■ **SHORT PROBLEM**
Say how many lines of these entries include the word "Josef", and answer with the number alone.

■ **RECORDED INFORMATION**
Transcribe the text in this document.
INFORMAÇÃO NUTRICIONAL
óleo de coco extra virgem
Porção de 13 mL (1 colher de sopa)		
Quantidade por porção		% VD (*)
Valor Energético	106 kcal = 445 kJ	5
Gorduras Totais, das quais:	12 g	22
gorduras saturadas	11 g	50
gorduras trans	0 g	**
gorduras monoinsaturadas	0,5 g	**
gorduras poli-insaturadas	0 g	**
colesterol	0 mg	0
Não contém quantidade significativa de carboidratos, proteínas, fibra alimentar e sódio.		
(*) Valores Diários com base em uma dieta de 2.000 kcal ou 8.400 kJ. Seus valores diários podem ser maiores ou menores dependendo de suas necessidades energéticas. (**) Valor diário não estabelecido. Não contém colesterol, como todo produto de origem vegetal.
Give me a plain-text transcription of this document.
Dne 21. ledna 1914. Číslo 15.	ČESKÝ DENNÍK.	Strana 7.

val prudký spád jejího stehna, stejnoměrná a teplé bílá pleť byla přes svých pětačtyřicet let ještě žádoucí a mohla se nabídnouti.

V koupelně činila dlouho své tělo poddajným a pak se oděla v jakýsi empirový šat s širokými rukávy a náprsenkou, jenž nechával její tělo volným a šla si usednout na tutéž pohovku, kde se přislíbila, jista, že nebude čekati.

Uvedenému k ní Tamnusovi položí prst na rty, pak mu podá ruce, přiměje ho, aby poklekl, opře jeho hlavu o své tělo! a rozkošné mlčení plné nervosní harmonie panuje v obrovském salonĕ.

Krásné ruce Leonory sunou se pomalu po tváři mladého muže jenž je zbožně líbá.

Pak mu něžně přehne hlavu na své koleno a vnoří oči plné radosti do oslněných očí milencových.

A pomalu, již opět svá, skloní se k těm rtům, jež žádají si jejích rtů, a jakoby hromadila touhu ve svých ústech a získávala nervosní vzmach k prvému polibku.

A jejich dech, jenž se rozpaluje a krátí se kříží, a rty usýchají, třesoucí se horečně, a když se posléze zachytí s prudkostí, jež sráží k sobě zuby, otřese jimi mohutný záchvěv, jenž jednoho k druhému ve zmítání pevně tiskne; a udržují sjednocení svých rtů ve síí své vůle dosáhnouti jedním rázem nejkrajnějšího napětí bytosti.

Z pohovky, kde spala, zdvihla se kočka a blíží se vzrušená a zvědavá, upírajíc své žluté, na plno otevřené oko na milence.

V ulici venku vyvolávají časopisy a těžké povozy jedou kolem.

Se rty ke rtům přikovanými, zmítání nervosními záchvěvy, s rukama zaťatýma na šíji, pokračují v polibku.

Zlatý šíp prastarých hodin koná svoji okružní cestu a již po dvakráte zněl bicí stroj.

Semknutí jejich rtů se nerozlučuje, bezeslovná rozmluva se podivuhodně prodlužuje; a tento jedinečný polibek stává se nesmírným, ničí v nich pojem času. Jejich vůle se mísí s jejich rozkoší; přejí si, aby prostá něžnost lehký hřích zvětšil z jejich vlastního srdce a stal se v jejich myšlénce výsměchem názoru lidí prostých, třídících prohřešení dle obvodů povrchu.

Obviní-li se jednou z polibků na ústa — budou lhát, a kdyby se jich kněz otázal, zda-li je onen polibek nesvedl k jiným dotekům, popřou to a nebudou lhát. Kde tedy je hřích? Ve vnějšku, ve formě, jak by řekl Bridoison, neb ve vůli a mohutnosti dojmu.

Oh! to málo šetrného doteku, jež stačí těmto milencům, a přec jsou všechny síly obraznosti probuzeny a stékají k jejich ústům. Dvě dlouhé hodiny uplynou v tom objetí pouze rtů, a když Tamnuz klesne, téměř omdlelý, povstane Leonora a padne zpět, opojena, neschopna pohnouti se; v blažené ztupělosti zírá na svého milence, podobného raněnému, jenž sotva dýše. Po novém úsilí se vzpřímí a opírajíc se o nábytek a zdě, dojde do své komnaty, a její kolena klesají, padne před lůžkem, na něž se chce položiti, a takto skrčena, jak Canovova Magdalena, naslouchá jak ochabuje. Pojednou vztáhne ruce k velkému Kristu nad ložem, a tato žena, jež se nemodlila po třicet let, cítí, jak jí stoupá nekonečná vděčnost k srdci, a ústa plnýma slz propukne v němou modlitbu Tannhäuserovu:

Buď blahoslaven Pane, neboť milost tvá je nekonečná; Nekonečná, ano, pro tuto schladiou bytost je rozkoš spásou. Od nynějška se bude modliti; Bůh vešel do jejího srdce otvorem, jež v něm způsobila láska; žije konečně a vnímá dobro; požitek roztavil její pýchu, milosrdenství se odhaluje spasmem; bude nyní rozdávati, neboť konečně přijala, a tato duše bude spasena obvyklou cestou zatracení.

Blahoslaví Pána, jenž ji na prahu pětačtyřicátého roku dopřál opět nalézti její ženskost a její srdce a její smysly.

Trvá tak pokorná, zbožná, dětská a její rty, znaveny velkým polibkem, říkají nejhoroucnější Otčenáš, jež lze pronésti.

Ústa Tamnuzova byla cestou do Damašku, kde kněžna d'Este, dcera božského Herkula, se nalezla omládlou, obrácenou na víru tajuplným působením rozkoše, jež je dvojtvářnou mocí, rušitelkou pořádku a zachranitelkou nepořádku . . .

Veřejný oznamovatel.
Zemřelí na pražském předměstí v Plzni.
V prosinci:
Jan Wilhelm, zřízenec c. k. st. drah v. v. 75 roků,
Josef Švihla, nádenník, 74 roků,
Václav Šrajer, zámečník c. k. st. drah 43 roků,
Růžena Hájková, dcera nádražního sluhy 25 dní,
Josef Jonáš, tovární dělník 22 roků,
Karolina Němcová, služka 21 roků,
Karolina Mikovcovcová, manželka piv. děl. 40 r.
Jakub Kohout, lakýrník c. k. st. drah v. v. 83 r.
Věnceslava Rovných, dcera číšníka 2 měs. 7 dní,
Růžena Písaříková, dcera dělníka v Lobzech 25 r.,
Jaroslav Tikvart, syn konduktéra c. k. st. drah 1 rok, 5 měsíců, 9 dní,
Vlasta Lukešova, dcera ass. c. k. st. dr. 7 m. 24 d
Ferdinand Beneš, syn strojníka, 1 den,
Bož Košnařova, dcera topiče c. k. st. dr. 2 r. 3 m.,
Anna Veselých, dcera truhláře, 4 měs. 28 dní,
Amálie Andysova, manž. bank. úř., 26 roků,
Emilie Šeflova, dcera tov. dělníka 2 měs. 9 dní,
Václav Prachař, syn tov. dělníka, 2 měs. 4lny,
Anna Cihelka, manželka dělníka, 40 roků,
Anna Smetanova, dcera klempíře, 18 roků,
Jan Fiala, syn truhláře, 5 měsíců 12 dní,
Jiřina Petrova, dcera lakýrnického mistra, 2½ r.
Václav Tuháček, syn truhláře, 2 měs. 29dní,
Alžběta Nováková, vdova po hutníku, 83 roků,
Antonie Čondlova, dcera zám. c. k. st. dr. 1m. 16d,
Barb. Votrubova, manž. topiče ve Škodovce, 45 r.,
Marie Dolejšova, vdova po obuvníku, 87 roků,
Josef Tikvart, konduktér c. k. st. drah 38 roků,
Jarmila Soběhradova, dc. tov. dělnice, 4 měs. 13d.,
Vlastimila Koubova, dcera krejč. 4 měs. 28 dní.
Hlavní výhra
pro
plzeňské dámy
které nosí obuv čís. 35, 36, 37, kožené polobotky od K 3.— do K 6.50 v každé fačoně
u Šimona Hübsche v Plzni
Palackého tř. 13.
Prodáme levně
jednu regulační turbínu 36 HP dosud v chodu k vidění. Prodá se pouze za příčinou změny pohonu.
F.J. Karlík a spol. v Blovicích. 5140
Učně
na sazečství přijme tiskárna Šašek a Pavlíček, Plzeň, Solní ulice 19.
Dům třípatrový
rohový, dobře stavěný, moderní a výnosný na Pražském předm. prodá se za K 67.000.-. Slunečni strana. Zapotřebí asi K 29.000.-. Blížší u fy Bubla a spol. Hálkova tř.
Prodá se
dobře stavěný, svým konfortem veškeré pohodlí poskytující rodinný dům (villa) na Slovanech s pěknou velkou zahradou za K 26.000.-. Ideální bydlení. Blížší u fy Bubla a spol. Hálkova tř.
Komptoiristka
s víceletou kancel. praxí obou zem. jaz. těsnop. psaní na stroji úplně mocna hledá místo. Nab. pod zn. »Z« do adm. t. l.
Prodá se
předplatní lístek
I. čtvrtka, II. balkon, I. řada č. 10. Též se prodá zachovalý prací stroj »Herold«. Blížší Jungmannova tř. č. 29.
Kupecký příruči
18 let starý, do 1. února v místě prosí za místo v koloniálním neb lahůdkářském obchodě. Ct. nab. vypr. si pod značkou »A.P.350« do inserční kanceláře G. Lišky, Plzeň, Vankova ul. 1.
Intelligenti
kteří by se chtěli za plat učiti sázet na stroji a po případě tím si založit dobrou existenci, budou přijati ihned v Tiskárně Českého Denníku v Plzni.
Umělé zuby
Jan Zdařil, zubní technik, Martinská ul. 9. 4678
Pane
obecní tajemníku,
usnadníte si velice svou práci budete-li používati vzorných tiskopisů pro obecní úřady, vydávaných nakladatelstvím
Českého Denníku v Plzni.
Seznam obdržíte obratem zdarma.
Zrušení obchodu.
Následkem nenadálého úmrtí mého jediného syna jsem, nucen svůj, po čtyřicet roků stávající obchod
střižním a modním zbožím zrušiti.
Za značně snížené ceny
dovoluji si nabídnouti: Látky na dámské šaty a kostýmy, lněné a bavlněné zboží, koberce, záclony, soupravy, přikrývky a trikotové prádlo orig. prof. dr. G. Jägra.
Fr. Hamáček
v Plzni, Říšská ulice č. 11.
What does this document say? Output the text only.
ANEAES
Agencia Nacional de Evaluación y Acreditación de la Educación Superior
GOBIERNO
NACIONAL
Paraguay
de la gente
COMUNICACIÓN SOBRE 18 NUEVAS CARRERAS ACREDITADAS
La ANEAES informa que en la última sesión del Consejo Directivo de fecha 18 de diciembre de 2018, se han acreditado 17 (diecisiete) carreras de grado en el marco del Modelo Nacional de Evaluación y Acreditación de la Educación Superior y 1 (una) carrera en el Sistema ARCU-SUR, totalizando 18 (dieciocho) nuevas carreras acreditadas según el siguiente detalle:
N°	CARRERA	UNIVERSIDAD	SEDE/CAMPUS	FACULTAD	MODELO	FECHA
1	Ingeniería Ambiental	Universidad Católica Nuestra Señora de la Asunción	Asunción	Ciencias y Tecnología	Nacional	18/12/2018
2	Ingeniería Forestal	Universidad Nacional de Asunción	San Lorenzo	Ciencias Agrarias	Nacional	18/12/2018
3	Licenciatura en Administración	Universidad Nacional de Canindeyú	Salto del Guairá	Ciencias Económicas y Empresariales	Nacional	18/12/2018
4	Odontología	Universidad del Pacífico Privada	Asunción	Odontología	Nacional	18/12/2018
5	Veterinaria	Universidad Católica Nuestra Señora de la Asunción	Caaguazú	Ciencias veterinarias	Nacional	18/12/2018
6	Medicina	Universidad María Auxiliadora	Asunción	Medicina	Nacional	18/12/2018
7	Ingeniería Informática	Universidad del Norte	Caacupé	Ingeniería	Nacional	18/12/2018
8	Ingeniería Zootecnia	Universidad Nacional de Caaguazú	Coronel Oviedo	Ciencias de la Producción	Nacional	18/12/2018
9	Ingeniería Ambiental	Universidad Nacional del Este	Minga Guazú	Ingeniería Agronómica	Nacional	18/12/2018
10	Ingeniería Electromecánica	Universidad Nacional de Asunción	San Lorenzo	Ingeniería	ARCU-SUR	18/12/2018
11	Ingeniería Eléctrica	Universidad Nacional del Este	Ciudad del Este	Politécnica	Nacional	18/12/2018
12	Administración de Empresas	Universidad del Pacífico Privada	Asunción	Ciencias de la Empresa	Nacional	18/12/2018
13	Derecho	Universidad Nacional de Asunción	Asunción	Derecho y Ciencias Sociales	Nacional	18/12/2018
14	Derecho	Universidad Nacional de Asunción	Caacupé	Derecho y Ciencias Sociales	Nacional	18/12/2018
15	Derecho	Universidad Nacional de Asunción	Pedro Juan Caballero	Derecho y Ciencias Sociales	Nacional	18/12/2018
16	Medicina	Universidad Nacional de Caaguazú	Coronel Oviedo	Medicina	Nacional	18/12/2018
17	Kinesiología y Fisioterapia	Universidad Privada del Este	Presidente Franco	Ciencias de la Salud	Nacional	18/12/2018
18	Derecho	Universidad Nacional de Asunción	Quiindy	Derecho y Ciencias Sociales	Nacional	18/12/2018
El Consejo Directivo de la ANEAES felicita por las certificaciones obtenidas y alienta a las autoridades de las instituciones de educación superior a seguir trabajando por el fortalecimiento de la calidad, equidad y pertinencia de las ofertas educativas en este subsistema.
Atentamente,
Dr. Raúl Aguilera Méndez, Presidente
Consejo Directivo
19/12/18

■ **SOLUTION TO THE PROBLEM**
3